Give the data below again exactly as written, without its pictures.

[Some records]
>>>>>

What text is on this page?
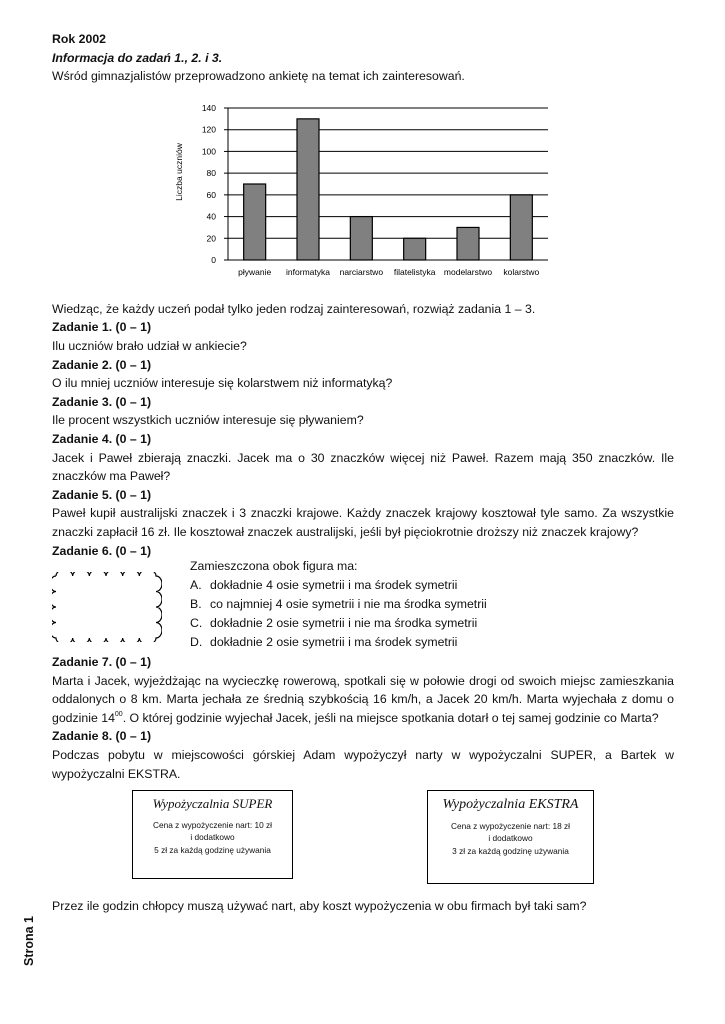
Rok 2002

Informacja do zadań 1., 2. i 3.

Wśród gimnazjalistów przeprowadzono ankietę na temat ich zainteresowań.

Wiedząc, że każdy uczeń podał tylko jeden rodzaj zainteresowań, rozwiąż zadania 1 – 3.

Zadanie 1. (0 – 1)

Ilu uczniów brało udział w ankiecie?

Zadanie 2. (0 – 1)

O ilu mniej uczniów interesuje się kolarstwem niż informatyką?

Zadanie 3. (0 – 1)

Ile procent wszystkich uczniów interesuje się pływaniem?

Zadanie 4. (0 – 1)

Jacek i Paweł zbierają znaczki. Jacek ma o 30 znaczków więcej niż Paweł. Razem mają 350 znaczków. Ile znaczków ma Paweł?

Zadanie 5. (0 – 1)

Paweł kupił australijski znaczek i 3 znaczki krajowe. Każdy znaczek krajowy kosztował tyle samo. Za wszystkie znaczki zapłacił 16 zł. Ile kosztował znaczek australijski, jeśli był pięciokrotnie droższy niż znaczek krajowy?

Zadanie 6. (0 – 1)

Zadanie 7. (0 – 1)

Marta i Jacek, wyjeżdżając na wycieczkę rowerową, spotkali się w połowie drogi od swoich miejsc zamieszkania oddalonych o 8 km. Marta jechała ze średnią szybkością 16 km/h, a Jacek 20 km/h. Marta wyjechała z domu o godzinie $14^{00}$. O której godzinie wyjechał Jacek, jeśli na miejsce spotkania dotarł o tej samej godzinie co Marta?

Zadanie 8. (0 – 1)

Podczas pobytu w miejscowości górskiej Adam wypożyczył narty w wypożyczalni SUPER, a Bartek w wypożyczalni EKSTRA.

0
20
40
60
80
100
120
140
Liczba uczniów
pływanie informatyka narciarstwo filatelistyka modelarstwo kolarstwo
Zamieszczona obok figura ma:
A. dokładnie 4 osie symetrii i ma środek symetrii
B. co najmniej 4 osie symetrii i nie ma środka symetrii
C. dokładnie 2 osie symetrii i nie ma środka symetrii
D. dokładnie 2 osie symetrii i ma środek symetrii
Wypożyczalnia SUPER
Cena z wypożyczenie nart: 10 zł
i dodatkowo
5 zł za każdą godzinę używania
Wypożyczalnia EKSTRA
Cena z wypożyczenie nart: 18 zł
i dodatkowo
3 zł za każdą godzinę używania

Przez ile godzin chłopcy muszą używać nart, aby koszt wypożyczenia w obu firmach był taki sam?

Strona 1
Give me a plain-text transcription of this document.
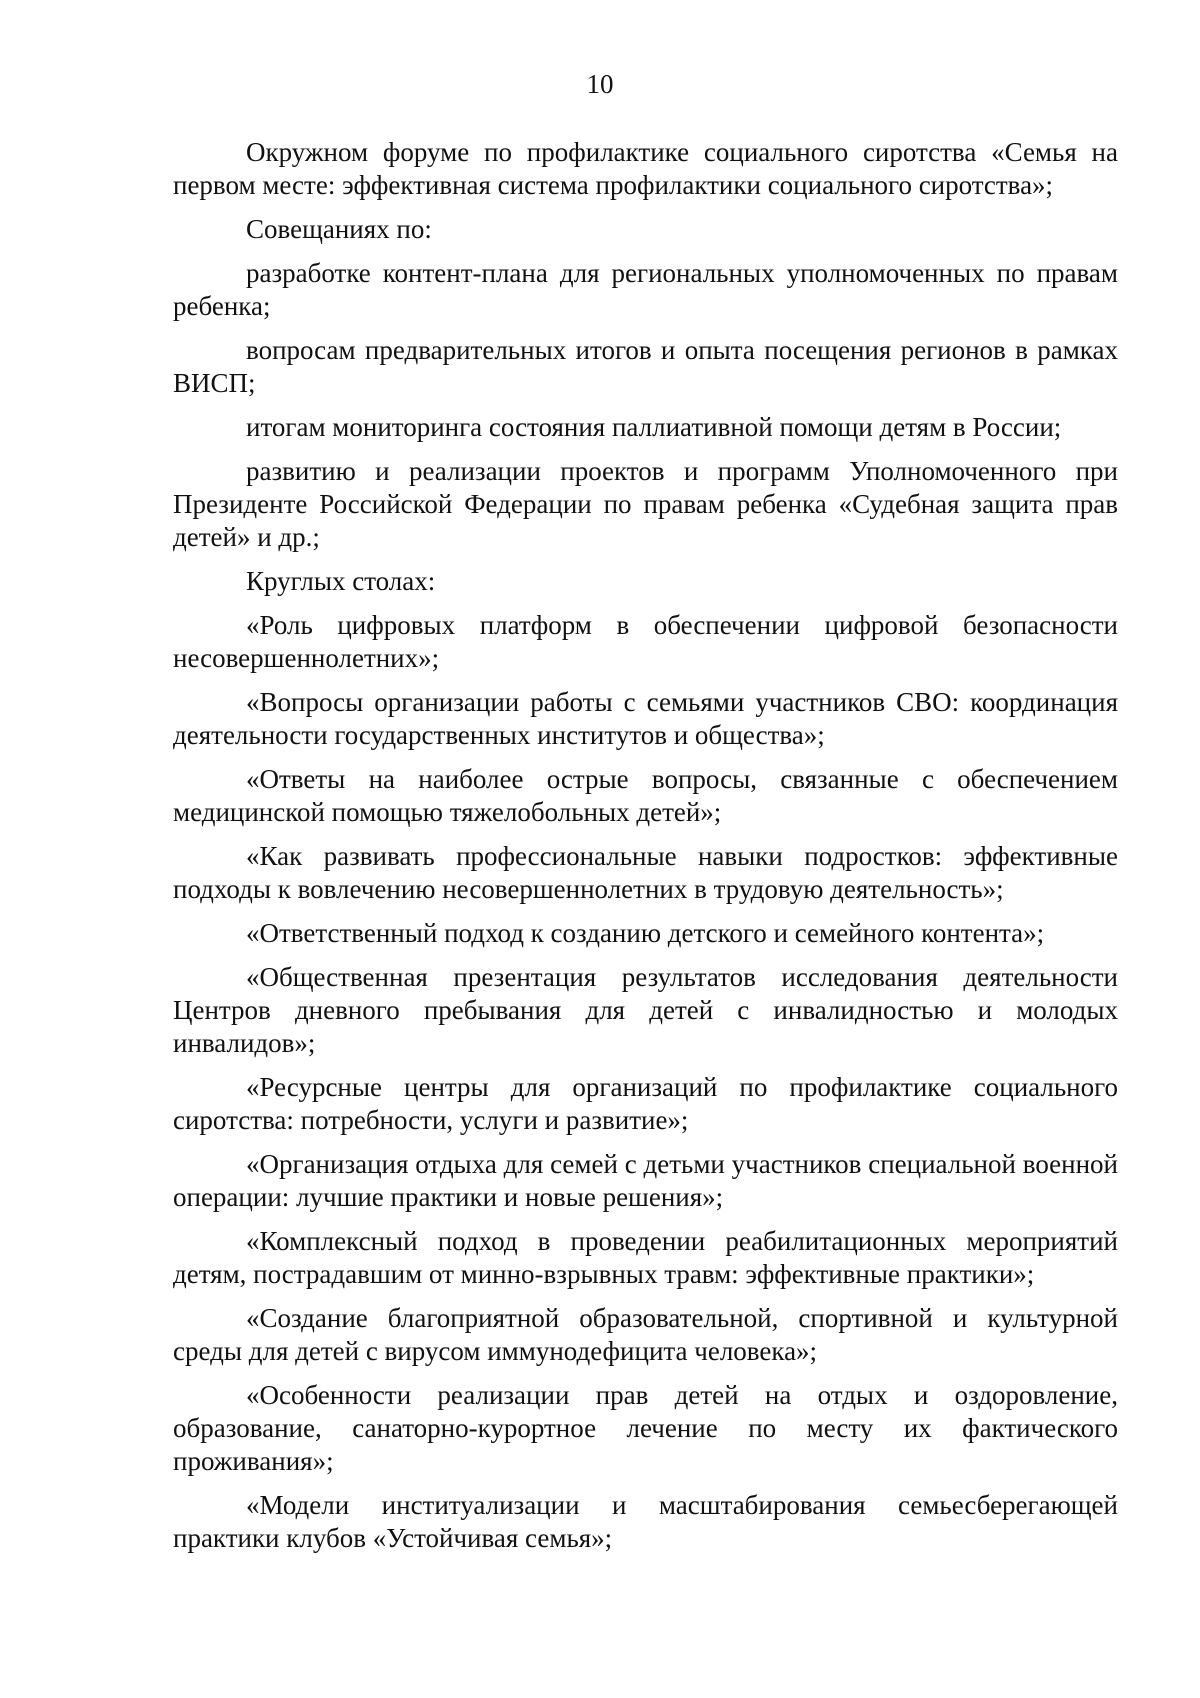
10

Окружном форуме по профилактике социального сиротства «Семья на первом месте: эффективная система профилактики социального сиротства»;

Совещаниях по:

разработке контент-плана для региональных уполномоченных по правам ребенка;

вопросам предварительных итогов и опыта посещения регионов в рамках ВИСП;

итогам мониторинга состояния паллиативной помощи детям в России;

развитию и реализации проектов и программ Уполномоченного при Президенте Российской Федерации по правам ребенка «Судебная защита прав детей» и др.;

Круглых столах:

«Роль цифровых платформ в обеспечении цифровой безопасности несовершеннолетних»;

«Вопросы организации работы с семьями участников СВО: координация деятельности государственных институтов и общества»;

«Ответы на наиболее острые вопросы, связанные с обеспечением медицинской помощью тяжелобольных детей»;

«Как развивать профессиональные навыки подростков: эффективные подходы к вовлечению несовершеннолетних в трудовую деятельность»;

«Ответственный подход к созданию детского и семейного контента»;

«Общественная презентация результатов исследования деятельности Центров дневного пребывания для детей с инвалидностью и молодых инвалидов»;

«Ресурсные центры для организаций по профилактике социального сиротства: потребности, услуги и развитие»;

«Организация отдыха для семей с детьми участников специальной военной операции: лучшие практики и новые решения»;

«Комплексный подход в проведении реабилитационных мероприятий детям, пострадавшим от минно-взрывных травм: эффективные практики»;

«Создание благоприятной образовательной, спортивной и культурной среды для детей с вирусом иммунодефицита человека»;

«Особенности реализации прав детей на отдых и оздоровление, образование, санаторно-курортное лечение по месту их фактического проживания»;

«Модели институализации и масштабирования семьесберегающей практики клубов «Устойчивая семья»;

<<<<<

- **Result of the exercise**:
What text is on this page?
Rok 2002

Informacja do zadań 1., 2. i 3.

Wśród gimnazjalistów przeprowadzono ankietę na temat ich zainteresowań.

Wiedząc, że każdy uczeń podał tylko jeden rodzaj zainteresowań, rozwiąż zadania 1 – 3.

Zadanie 1. (0 – 1)

Ilu uczniów brało udział w ankiecie?

Zadanie 2. (0 – 1)

O ilu mniej uczniów interesuje się kolarstwem niż informatyką?

Zadanie 3. (0 – 1)

Ile procent wszystkich uczniów interesuje się pływaniem?

Zadanie 4. (0 – 1)

Jacek i Paweł zbierają znaczki. Jacek ma o 30 znaczków więcej niż Paweł. Razem mają 350 znaczków. Ile znaczków ma Paweł?

Zadanie 5. (0 – 1)

Paweł kupił australijski znaczek i 3 znaczki krajowe. Każdy znaczek krajowy kosztował tyle samo. Za wszystkie znaczki zapłacił 16 zł. Ile kosztował znaczek australijski, jeśli był pięciokrotnie droższy niż znaczek krajowy?

Zadanie 6. (0 – 1)

Zadanie 7. (0 – 1)

Marta i Jacek, wyjeżdżając na wycieczkę rowerową, spotkali się w połowie drogi od swoich miejsc zamieszkania oddalonych o 8 km. Marta jechała ze średnią szybkością 16 km/h, a Jacek 20 km/h. Marta wyjechała z domu o godzinie $14^{00}$. O której godzinie wyjechał Jacek, jeśli na miejsce spotkania dotarł o tej samej godzinie co Marta?

Zadanie 8. (0 – 1)

Podczas pobytu w miejscowości górskiej Adam wypożyczył narty w wypożyczalni SUPER, a Bartek w wypożyczalni EKSTRA.

0
20
40
60
80
100
120
140
Liczba uczniów
pływanie informatyka narciarstwo filatelistyka modelarstwo kolarstwo
Zamieszczona obok figura ma:
A. dokładnie 4 osie symetrii i ma środek symetrii
B. co najmniej 4 osie symetrii i nie ma środka symetrii
C. dokładnie 2 osie symetrii i nie ma środka symetrii
D. dokładnie 2 osie symetrii i ma środek symetrii
Wypożyczalnia SUPER
Cena z wypożyczenie nart: 10 zł
i dodatkowo
5 zł za każdą godzinę używania
Wypożyczalnia EKSTRA
Cena z wypożyczenie nart: 18 zł
i dodatkowo
3 zł za każdą godzinę używania

Przez ile godzin chłopcy muszą używać nart, aby koszt wypożyczenia w obu firmach był taki sam?

Strona 1
Give me a plain-text transcription of this document.
10

Окружном форуме по профилактике социального сиротства «Семья на первом месте: эффективная система профилактики социального сиротства»;

Совещаниях по:

разработке контент-плана для региональных уполномоченных по правам ребенка;

вопросам предварительных итогов и опыта посещения регионов в рамках ВИСП;

итогам мониторинга состояния паллиативной помощи детям в России;

развитию и реализации проектов и программ Уполномоченного при Президенте Российской Федерации по правам ребенка «Судебная защита прав детей» и др.;

Круглых столах:

«Роль цифровых платформ в обеспечении цифровой безопасности несовершеннолетних»;

«Вопросы организации работы с семьями участников СВО: координация деятельности государственных институтов и общества»;

«Ответы на наиболее острые вопросы, связанные с обеспечением медицинской помощью тяжелобольных детей»;

«Как развивать профессиональные навыки подростков: эффективные подходы к вовлечению несовершеннолетних в трудовую деятельность»;

«Ответственный подход к созданию детского и семейного контента»;

«Общественная презентация результатов исследования деятельности Центров дневного пребывания для детей с инвалидностью и молодых инвалидов»;

«Ресурсные центры для организаций по профилактике социального сиротства: потребности, услуги и развитие»;

«Организация отдыха для семей с детьми участников специальной военной операции: лучшие практики и новые решения»;

«Комплексный подход в проведении реабилитационных мероприятий детям, пострадавшим от минно-взрывных травм: эффективные практики»;

«Создание благоприятной образовательной, спортивной и культурной среды для детей с вирусом иммунодефицита человека»;

«Особенности реализации прав детей на отдых и оздоровление, образование, санаторно-курортное лечение по месту их фактического проживания»;

«Модели институализации и масштабирования семьесберегающей практики клубов «Устойчивая семья»;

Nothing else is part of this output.